[Listed entries]
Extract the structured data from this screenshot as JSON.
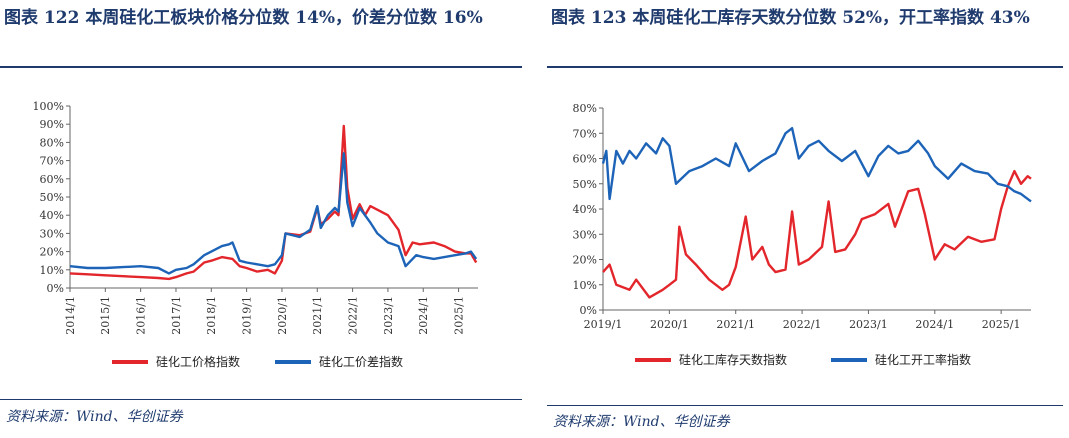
{
  "figures": [
    {
      "title": "图表 122   本周硅化工板块价格分位数 14%，价差分位数 16%",
      "source": "资料来源：Wind、华创证券"
    },
    {
      "title": "图表 123   本周硅化工库存天数分位数 52%，开工率指数 43%",
      "source": "资料来源：Wind、华创证券"
    }
  ],
  "chart_data": [
    {
      "type": "line",
      "title": "",
      "ylim": [
        0,
        100
      ],
      "y_ticks": [
        "0%",
        "10%",
        "20%",
        "30%",
        "40%",
        "50%",
        "60%",
        "70%",
        "80%",
        "90%",
        "100%"
      ],
      "x_range": [
        2014.0,
        2025.55
      ],
      "x_ticks": [
        "2014/1",
        "2015/1",
        "2016/1",
        "2017/1",
        "2018/1",
        "2019/1",
        "2020/1",
        "2021/1",
        "2022/1",
        "2023/1",
        "2024/1",
        "2025/1"
      ],
      "legend_position": "bottom",
      "series": [
        {
          "name": "硅化工价格指数",
          "color": "#e3262b",
          "points": [
            [
              2014.0,
              8
            ],
            [
              2014.5,
              7.5
            ],
            [
              2015.0,
              7
            ],
            [
              2015.5,
              6.5
            ],
            [
              2016.0,
              6
            ],
            [
              2016.5,
              5.5
            ],
            [
              2016.8,
              5
            ],
            [
              2017.0,
              6
            ],
            [
              2017.3,
              8
            ],
            [
              2017.5,
              9
            ],
            [
              2017.8,
              14
            ],
            [
              2018.0,
              15
            ],
            [
              2018.3,
              17
            ],
            [
              2018.6,
              16
            ],
            [
              2018.8,
              12
            ],
            [
              2019.0,
              11
            ],
            [
              2019.3,
              9
            ],
            [
              2019.6,
              10
            ],
            [
              2019.8,
              8
            ],
            [
              2020.0,
              15
            ],
            [
              2020.1,
              30
            ],
            [
              2020.5,
              29
            ],
            [
              2020.8,
              31
            ],
            [
              2021.0,
              44
            ],
            [
              2021.1,
              35
            ],
            [
              2021.3,
              38
            ],
            [
              2021.5,
              42
            ],
            [
              2021.6,
              40
            ],
            [
              2021.75,
              89
            ],
            [
              2021.85,
              55
            ],
            [
              2022.0,
              38
            ],
            [
              2022.2,
              46
            ],
            [
              2022.35,
              40
            ],
            [
              2022.5,
              45
            ],
            [
              2022.7,
              43
            ],
            [
              2023.0,
              40
            ],
            [
              2023.3,
              32
            ],
            [
              2023.5,
              18
            ],
            [
              2023.7,
              25
            ],
            [
              2023.9,
              24
            ],
            [
              2024.3,
              25
            ],
            [
              2024.6,
              23
            ],
            [
              2024.9,
              20
            ],
            [
              2025.2,
              19
            ],
            [
              2025.35,
              19
            ],
            [
              2025.5,
              14
            ]
          ]
        },
        {
          "name": "硅化工价差指数",
          "color": "#1d64b8",
          "points": [
            [
              2014.0,
              12
            ],
            [
              2014.5,
              11
            ],
            [
              2015.0,
              11
            ],
            [
              2015.5,
              11.5
            ],
            [
              2016.0,
              12
            ],
            [
              2016.5,
              11
            ],
            [
              2016.8,
              8
            ],
            [
              2017.0,
              10
            ],
            [
              2017.3,
              11
            ],
            [
              2017.5,
              13
            ],
            [
              2017.8,
              18
            ],
            [
              2018.0,
              20
            ],
            [
              2018.3,
              23
            ],
            [
              2018.5,
              24
            ],
            [
              2018.6,
              25
            ],
            [
              2018.8,
              15
            ],
            [
              2019.0,
              14
            ],
            [
              2019.3,
              13
            ],
            [
              2019.6,
              12
            ],
            [
              2019.8,
              13
            ],
            [
              2020.0,
              18
            ],
            [
              2020.1,
              30
            ],
            [
              2020.5,
              28
            ],
            [
              2020.8,
              32
            ],
            [
              2021.0,
              45
            ],
            [
              2021.1,
              33
            ],
            [
              2021.3,
              40
            ],
            [
              2021.5,
              44
            ],
            [
              2021.6,
              42
            ],
            [
              2021.75,
              74
            ],
            [
              2021.85,
              47
            ],
            [
              2022.0,
              34
            ],
            [
              2022.2,
              44
            ],
            [
              2022.35,
              40
            ],
            [
              2022.5,
              36
            ],
            [
              2022.7,
              30
            ],
            [
              2023.0,
              25
            ],
            [
              2023.3,
              23
            ],
            [
              2023.5,
              12
            ],
            [
              2023.8,
              18
            ],
            [
              2024.0,
              17
            ],
            [
              2024.3,
              16
            ],
            [
              2024.6,
              17
            ],
            [
              2024.9,
              18
            ],
            [
              2025.2,
              19
            ],
            [
              2025.35,
              20
            ],
            [
              2025.5,
              16
            ]
          ]
        }
      ]
    },
    {
      "type": "line",
      "title": "",
      "ylim": [
        0,
        80
      ],
      "y_ticks": [
        "0%",
        "10%",
        "20%",
        "30%",
        "40%",
        "50%",
        "60%",
        "70%",
        "80%"
      ],
      "x_range": [
        2019.0,
        2025.45
      ],
      "x_ticks": [
        "2019/1",
        "2020/1",
        "2021/1",
        "2022/1",
        "2023/1",
        "2024/1",
        "2025/1"
      ],
      "legend_position": "bottom",
      "series": [
        {
          "name": "硅化工库存天数指数",
          "color": "#e3262b",
          "points": [
            [
              2019.0,
              15
            ],
            [
              2019.1,
              18
            ],
            [
              2019.2,
              10
            ],
            [
              2019.4,
              8
            ],
            [
              2019.5,
              12
            ],
            [
              2019.7,
              5
            ],
            [
              2019.9,
              8
            ],
            [
              2020.0,
              10
            ],
            [
              2020.1,
              12
            ],
            [
              2020.15,
              33
            ],
            [
              2020.25,
              22
            ],
            [
              2020.4,
              18
            ],
            [
              2020.6,
              12
            ],
            [
              2020.8,
              8
            ],
            [
              2020.9,
              10
            ],
            [
              2021.0,
              17
            ],
            [
              2021.15,
              37
            ],
            [
              2021.25,
              20
            ],
            [
              2021.4,
              25
            ],
            [
              2021.5,
              18
            ],
            [
              2021.6,
              15
            ],
            [
              2021.75,
              16
            ],
            [
              2021.85,
              39
            ],
            [
              2021.95,
              18
            ],
            [
              2022.1,
              20
            ],
            [
              2022.3,
              25
            ],
            [
              2022.4,
              43
            ],
            [
              2022.5,
              23
            ],
            [
              2022.65,
              24
            ],
            [
              2022.8,
              30
            ],
            [
              2022.9,
              36
            ],
            [
              2023.1,
              38
            ],
            [
              2023.3,
              42
            ],
            [
              2023.4,
              33
            ],
            [
              2023.6,
              47
            ],
            [
              2023.75,
              48
            ],
            [
              2023.85,
              38
            ],
            [
              2024.0,
              20
            ],
            [
              2024.15,
              26
            ],
            [
              2024.3,
              24
            ],
            [
              2024.5,
              29
            ],
            [
              2024.7,
              27
            ],
            [
              2024.9,
              28
            ],
            [
              2025.0,
              40
            ],
            [
              2025.1,
              49
            ],
            [
              2025.2,
              55
            ],
            [
              2025.3,
              50
            ],
            [
              2025.4,
              53
            ],
            [
              2025.45,
              52
            ]
          ]
        },
        {
          "name": "硅化工开工率指数",
          "color": "#1d64b8",
          "points": [
            [
              2019.0,
              58
            ],
            [
              2019.05,
              63
            ],
            [
              2019.1,
              44
            ],
            [
              2019.2,
              63
            ],
            [
              2019.3,
              58
            ],
            [
              2019.4,
              63
            ],
            [
              2019.5,
              60
            ],
            [
              2019.65,
              66
            ],
            [
              2019.8,
              62
            ],
            [
              2019.9,
              68
            ],
            [
              2020.0,
              65
            ],
            [
              2020.1,
              50
            ],
            [
              2020.3,
              55
            ],
            [
              2020.5,
              57
            ],
            [
              2020.7,
              60
            ],
            [
              2020.9,
              57
            ],
            [
              2021.0,
              66
            ],
            [
              2021.2,
              55
            ],
            [
              2021.4,
              59
            ],
            [
              2021.6,
              62
            ],
            [
              2021.75,
              70
            ],
            [
              2021.85,
              72
            ],
            [
              2021.95,
              60
            ],
            [
              2022.1,
              65
            ],
            [
              2022.25,
              67
            ],
            [
              2022.4,
              63
            ],
            [
              2022.6,
              59
            ],
            [
              2022.8,
              63
            ],
            [
              2023.0,
              53
            ],
            [
              2023.15,
              61
            ],
            [
              2023.3,
              65
            ],
            [
              2023.45,
              62
            ],
            [
              2023.6,
              63
            ],
            [
              2023.75,
              67
            ],
            [
              2023.9,
              62
            ],
            [
              2024.0,
              57
            ],
            [
              2024.2,
              52
            ],
            [
              2024.4,
              58
            ],
            [
              2024.6,
              55
            ],
            [
              2024.8,
              54
            ],
            [
              2024.95,
              50
            ],
            [
              2025.1,
              49
            ],
            [
              2025.2,
              47
            ],
            [
              2025.3,
              46
            ],
            [
              2025.45,
              43
            ]
          ]
        }
      ]
    }
  ]
}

[Objective]
In the material above, find the lines that contain "title" and show them.

[Completed task]
      "title": "图表 122   本周硅化工板块价格分位数 14%，价差分位数 16%",
      "title": "图表 123   本周硅化工库存天数分位数 52%，开工率指数 43%",
      "title": "",
      "title": "",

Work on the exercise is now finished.